>> Start

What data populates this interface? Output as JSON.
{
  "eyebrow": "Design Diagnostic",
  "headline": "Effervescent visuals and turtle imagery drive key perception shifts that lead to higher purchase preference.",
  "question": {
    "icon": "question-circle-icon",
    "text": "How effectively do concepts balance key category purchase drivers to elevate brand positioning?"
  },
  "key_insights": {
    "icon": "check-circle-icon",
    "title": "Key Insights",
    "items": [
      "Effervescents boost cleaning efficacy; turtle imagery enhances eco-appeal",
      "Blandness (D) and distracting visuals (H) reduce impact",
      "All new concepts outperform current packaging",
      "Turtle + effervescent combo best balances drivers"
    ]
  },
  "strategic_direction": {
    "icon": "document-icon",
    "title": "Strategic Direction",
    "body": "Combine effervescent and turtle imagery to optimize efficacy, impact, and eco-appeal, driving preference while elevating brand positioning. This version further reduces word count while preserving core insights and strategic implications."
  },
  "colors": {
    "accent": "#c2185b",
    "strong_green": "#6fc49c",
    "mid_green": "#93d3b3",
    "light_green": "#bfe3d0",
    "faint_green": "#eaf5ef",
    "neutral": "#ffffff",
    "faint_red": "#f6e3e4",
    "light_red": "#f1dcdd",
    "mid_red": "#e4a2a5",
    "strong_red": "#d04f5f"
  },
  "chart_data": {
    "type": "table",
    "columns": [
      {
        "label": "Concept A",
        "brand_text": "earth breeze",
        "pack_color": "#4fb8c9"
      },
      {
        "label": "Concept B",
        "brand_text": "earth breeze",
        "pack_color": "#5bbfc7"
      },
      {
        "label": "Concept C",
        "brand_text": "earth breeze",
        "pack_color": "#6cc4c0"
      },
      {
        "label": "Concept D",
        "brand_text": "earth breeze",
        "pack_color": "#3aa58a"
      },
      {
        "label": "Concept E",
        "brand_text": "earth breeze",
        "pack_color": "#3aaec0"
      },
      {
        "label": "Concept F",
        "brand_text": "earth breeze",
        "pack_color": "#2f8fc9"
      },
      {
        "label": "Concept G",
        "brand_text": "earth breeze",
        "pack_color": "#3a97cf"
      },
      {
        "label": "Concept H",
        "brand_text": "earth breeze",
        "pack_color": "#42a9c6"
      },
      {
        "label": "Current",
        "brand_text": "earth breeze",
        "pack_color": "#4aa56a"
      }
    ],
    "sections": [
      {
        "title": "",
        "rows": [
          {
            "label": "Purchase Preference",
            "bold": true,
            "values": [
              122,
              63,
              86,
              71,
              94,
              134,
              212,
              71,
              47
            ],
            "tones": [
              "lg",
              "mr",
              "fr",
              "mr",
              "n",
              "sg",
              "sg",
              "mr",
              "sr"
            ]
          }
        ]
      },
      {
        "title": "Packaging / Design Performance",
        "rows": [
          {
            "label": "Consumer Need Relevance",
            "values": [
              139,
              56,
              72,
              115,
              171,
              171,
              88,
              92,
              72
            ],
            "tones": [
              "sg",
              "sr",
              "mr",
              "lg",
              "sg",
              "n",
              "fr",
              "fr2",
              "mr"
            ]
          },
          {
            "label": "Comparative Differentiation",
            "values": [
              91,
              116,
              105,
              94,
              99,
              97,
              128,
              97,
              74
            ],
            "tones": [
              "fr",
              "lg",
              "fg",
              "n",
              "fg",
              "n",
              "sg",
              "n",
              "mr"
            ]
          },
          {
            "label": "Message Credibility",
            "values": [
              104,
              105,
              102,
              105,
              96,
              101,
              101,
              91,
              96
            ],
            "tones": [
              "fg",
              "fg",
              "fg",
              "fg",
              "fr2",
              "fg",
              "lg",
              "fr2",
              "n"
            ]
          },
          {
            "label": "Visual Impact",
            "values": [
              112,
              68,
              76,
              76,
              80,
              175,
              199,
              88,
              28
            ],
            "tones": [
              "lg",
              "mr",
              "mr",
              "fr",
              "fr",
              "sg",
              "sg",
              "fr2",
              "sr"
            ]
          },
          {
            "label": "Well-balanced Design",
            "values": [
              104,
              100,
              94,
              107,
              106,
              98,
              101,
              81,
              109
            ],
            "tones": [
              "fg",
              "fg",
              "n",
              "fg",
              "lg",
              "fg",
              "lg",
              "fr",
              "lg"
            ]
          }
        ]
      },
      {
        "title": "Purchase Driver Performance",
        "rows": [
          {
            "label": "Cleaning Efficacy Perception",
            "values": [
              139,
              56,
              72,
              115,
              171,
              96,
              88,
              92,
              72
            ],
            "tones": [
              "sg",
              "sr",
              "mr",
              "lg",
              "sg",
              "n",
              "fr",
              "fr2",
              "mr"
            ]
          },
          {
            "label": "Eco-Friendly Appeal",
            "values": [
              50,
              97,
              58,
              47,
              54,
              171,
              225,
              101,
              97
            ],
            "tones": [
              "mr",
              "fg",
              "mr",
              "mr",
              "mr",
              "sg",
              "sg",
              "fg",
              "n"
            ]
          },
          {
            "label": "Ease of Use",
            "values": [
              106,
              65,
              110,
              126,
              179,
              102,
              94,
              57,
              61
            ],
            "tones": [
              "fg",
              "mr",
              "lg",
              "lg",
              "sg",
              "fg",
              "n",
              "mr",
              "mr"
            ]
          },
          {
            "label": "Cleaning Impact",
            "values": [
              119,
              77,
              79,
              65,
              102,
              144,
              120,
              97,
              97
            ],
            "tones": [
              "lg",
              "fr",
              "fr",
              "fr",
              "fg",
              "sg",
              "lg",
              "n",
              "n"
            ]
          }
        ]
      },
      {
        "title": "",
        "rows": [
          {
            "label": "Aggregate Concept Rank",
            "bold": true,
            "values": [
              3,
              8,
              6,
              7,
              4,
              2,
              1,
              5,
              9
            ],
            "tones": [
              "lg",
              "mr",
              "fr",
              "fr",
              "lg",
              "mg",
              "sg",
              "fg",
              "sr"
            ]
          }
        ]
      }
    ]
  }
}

>> End

**TASK GOAL:**
Print every record above exactly as written.

**ANSWER TO THE TASK:**
What data populates this interface? Output as JSON.
{
  "eyebrow": "Design Diagnostic",
  "headline": "Effervescent visuals and turtle imagery drive key perception shifts that lead to higher purchase preference.",
  "question": {
    "icon": "question-circle-icon",
    "text": "How effectively do concepts balance key category purchase drivers to elevate brand positioning?"
  },
  "key_insights": {
    "icon": "check-circle-icon",
    "title": "Key Insights",
    "items": [
      "Effervescents boost cleaning efficacy; turtle imagery enhances eco-appeal",
      "Blandness (D) and distracting visuals (H) reduce impact",
      "All new concepts outperform current packaging",
      "Turtle + effervescent combo best balances drivers"
    ]
  },
  "strategic_direction": {
    "icon": "document-icon",
    "title": "Strategic Direction",
    "body": "Combine effervescent and turtle imagery to optimize efficacy, impact, and eco-appeal, driving preference while elevating brand positioning. This version further reduces word count while preserving core insights and strategic implications."
  },
  "colors": {
    "accent": "#c2185b",
    "strong_green": "#6fc49c",
    "mid_green": "#93d3b3",
    "light_green": "#bfe3d0",
    "faint_green": "#eaf5ef",
    "neutral": "#ffffff",
    "faint_red": "#f6e3e4",
    "light_red": "#f1dcdd",
    "mid_red": "#e4a2a5",
    "strong_red": "#d04f5f"
  },
  "chart_data": {
    "type": "table",
    "columns": [
      {
        "label": "Concept A",
        "brand_text": "earth breeze",
        "pack_color": "#4fb8c9"
      },
      {
        "label": "Concept B",
        "brand_text": "earth breeze",
        "pack_color": "#5bbfc7"
      },
      {
        "label": "Concept C",
        "brand_text": "earth breeze",
        "pack_color": "#6cc4c0"
      },
      {
        "label": "Concept D",
        "brand_text": "earth breeze",
        "pack_color": "#3aa58a"
      },
      {
        "label": "Concept E",
        "brand_text": "earth breeze",
        "pack_color": "#3aaec0"
      },
      {
        "label": "Concept F",
        "brand_text": "earth breeze",
        "pack_color": "#2f8fc9"
      },
      {
        "label": "Concept G",
        "brand_text": "earth breeze",
        "pack_color": "#3a97cf"
      },
      {
        "label": "Concept H",
        "brand_text": "earth breeze",
        "pack_color": "#42a9c6"
      },
      {
        "label": "Current",
        "brand_text": "earth breeze",
        "pack_color": "#4aa56a"
      }
    ],
    "sections": [
      {
        "title": "",
        "rows": [
          {
            "label": "Purchase Preference",
            "bold": true,
            "values": [
              122,
              63,
              86,
              71,
              94,
              134,
              212,
              71,
              47
            ],
            "tones": [
              "lg",
              "mr",
              "fr",
              "mr",
              "n",
              "sg",
              "sg",
              "mr",
              "sr"
            ]
          }
        ]
      },
      {
        "title": "Packaging / Design Performance",
        "rows": [
          {
            "label": "Consumer Need Relevance",
            "values": [
              139,
              56,
              72,
              115,
              171,
              171,
              88,
              92,
              72
            ],
            "tones": [
              "sg",
              "sr",
              "mr",
              "lg",
              "sg",
              "n",
              "fr",
              "fr2",
              "mr"
            ]
          },
          {
            "label": "Comparative Differentiation",
            "values": [
              91,
              116,
              105,
              94,
              99,
              97,
              128,
              97,
              74
            ],
            "tones": [
              "fr",
              "lg",
              "fg",
              "n",
              "fg",
              "n",
              "sg",
              "n",
              "mr"
            ]
          },
          {
            "label": "Message Credibility",
            "values": [
              104,
              105,
              102,
              105,
              96,
              101,
              101,
              91,
              96
            ],
            "tones": [
              "fg",
              "fg",
              "fg",
              "fg",
              "fr2",
              "fg",
              "lg",
              "fr2",
              "n"
            ]
          },
          {
            "label": "Visual Impact",
            "values": [
              112,
              68,
              76,
              76,
              80,
              175,
              199,
              88,
              28
            ],
            "tones": [
              "lg",
              "mr",
              "mr",
              "fr",
              "fr",
              "sg",
              "sg",
              "fr2",
              "sr"
            ]
          },
          {
            "label": "Well-balanced Design",
            "values": [
              104,
              100,
              94,
              107,
              106,
              98,
              101,
              81,
              109
            ],
            "tones": [
              "fg",
              "fg",
              "n",
              "fg",
              "lg",
              "fg",
              "lg",
              "fr",
              "lg"
            ]
          }
        ]
      },
      {
        "title": "Purchase Driver Performance",
        "rows": [
          {
            "label": "Cleaning Efficacy Perception",
            "values": [
              139,
              56,
              72,
              115,
              171,
              96,
              88,
              92,
              72
            ],
            "tones": [
              "sg",
              "sr",
              "mr",
              "lg",
              "sg",
              "n",
              "fr",
              "fr2",
              "mr"
            ]
          },
          {
            "label": "Eco-Friendly Appeal",
            "values": [
              50,
              97,
              58,
              47,
              54,
              171,
              225,
              101,
              97
            ],
            "tones": [
              "mr",
              "fg",
              "mr",
              "mr",
              "mr",
              "sg",
              "sg",
              "fg",
              "n"
            ]
          },
          {
            "label": "Ease of Use",
            "values": [
              106,
              65,
              110,
              126,
              179,
              102,
              94,
              57,
              61
            ],
            "tones": [
              "fg",
              "mr",
              "lg",
              "lg",
              "sg",
              "fg",
              "n",
              "mr",
              "mr"
            ]
          },
          {
            "label": "Cleaning Impact",
            "values": [
              119,
              77,
              79,
              65,
              102,
              144,
              120,
              97,
              97
            ],
            "tones": [
              "lg",
              "fr",
              "fr",
              "fr",
              "fg",
              "sg",
              "lg",
              "n",
              "n"
            ]
          }
        ]
      },
      {
        "title": "",
        "rows": [
          {
            "label": "Aggregate Concept Rank",
            "bold": true,
            "values": [
              3,
              8,
              6,
              7,
              4,
              2,
              1,
              5,
              9
            ],
            "tones": [
              "lg",
              "mr",
              "fr",
              "fr",
              "lg",
              "mg",
              "sg",
              "fg",
              "sr"
            ]
          }
        ]
      }
    ]
  }
}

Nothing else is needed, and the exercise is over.